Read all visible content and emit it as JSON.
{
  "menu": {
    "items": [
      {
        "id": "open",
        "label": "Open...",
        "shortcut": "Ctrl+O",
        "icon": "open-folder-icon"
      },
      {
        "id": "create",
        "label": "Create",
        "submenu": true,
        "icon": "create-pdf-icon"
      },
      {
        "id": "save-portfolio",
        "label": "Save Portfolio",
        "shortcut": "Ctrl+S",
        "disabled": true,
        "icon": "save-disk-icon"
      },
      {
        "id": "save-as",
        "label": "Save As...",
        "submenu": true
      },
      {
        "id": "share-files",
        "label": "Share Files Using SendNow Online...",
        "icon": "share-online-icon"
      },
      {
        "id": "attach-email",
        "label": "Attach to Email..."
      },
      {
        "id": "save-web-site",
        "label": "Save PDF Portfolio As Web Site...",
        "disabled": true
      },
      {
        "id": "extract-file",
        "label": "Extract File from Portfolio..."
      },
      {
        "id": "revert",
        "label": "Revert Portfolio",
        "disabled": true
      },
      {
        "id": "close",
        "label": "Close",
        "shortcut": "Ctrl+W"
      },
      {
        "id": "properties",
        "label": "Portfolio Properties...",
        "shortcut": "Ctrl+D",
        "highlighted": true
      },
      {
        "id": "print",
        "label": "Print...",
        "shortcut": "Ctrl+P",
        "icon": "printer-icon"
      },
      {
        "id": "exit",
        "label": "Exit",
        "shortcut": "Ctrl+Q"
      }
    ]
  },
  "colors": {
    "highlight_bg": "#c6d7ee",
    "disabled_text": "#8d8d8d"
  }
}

========================================

**What to work on:** Transcribe every line of the data, exactly as it stands.

**Written answer:**
Read all visible content and emit it as JSON.
{
  "menu": {
    "items": [
      {
        "id": "open",
        "label": "Open...",
        "shortcut": "Ctrl+O",
        "icon": "open-folder-icon"
      },
      {
        "id": "create",
        "label": "Create",
        "submenu": true,
        "icon": "create-pdf-icon"
      },
      {
        "id": "save-portfolio",
        "label": "Save Portfolio",
        "shortcut": "Ctrl+S",
        "disabled": true,
        "icon": "save-disk-icon"
      },
      {
        "id": "save-as",
        "label": "Save As...",
        "submenu": true
      },
      {
        "id": "share-files",
        "label": "Share Files Using SendNow Online...",
        "icon": "share-online-icon"
      },
      {
        "id": "attach-email",
        "label": "Attach to Email..."
      },
      {
        "id": "save-web-site",
        "label": "Save PDF Portfolio As Web Site...",
        "disabled": true
      },
      {
        "id": "extract-file",
        "label": "Extract File from Portfolio..."
      },
      {
        "id": "revert",
        "label": "Revert Portfolio",
        "disabled": true
      },
      {
        "id": "close",
        "label": "Close",
        "shortcut": "Ctrl+W"
      },
      {
        "id": "properties",
        "label": "Portfolio Properties...",
        "shortcut": "Ctrl+D",
        "highlighted": true
      },
      {
        "id": "print",
        "label": "Print...",
        "shortcut": "Ctrl+P",
        "icon": "printer-icon"
      },
      {
        "id": "exit",
        "label": "Exit",
        "shortcut": "Ctrl+Q"
      }
    ]
  },
  "colors": {
    "highlight_bg": "#c6d7ee",
    "disabled_text": "#8d8d8d"
  }
}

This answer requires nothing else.